§ Short exercise: Gather every line holding the string "hogy".

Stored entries
(begin)

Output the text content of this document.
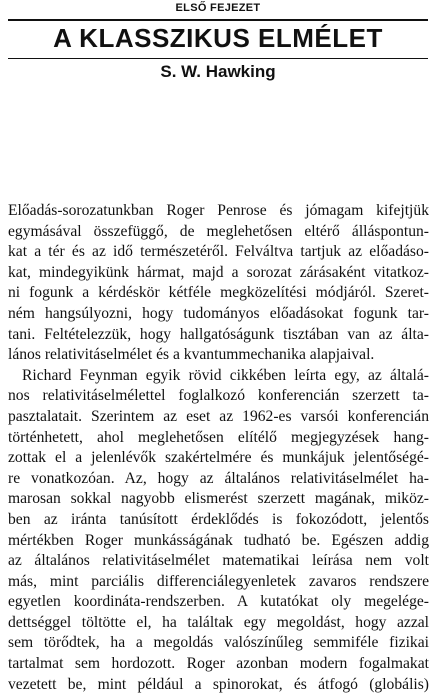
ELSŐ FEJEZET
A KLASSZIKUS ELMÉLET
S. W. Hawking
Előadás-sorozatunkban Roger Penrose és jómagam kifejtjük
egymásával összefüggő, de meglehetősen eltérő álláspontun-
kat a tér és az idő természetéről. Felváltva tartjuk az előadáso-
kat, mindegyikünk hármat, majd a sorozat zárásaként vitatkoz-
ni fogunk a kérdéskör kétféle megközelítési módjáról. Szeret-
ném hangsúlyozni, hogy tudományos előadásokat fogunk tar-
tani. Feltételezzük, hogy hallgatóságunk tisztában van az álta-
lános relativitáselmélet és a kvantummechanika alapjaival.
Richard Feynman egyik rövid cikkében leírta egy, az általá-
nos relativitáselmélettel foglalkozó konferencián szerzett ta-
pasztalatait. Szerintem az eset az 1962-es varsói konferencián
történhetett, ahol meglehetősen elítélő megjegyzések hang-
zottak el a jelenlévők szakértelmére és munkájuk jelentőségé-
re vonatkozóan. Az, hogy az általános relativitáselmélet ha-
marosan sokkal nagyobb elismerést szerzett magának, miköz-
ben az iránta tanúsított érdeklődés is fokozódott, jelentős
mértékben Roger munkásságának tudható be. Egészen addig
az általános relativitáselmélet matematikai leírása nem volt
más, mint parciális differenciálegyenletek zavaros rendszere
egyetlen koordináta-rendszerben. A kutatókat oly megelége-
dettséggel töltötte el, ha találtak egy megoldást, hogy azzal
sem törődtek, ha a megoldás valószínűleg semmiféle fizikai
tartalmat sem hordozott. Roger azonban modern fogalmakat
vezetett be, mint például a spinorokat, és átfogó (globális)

(end)

§ Answer to the task:
ném hangsúlyozni, hogy tudományos előadásokat fogunk tar-
tani. Feltételezzük, hogy hallgatóságunk tisztában van az álta-
re vonatkozóan. Az, hogy az általános relativitáselmélet ha-
dettséggel töltötte el, ha találtak egy megoldást, hogy azzal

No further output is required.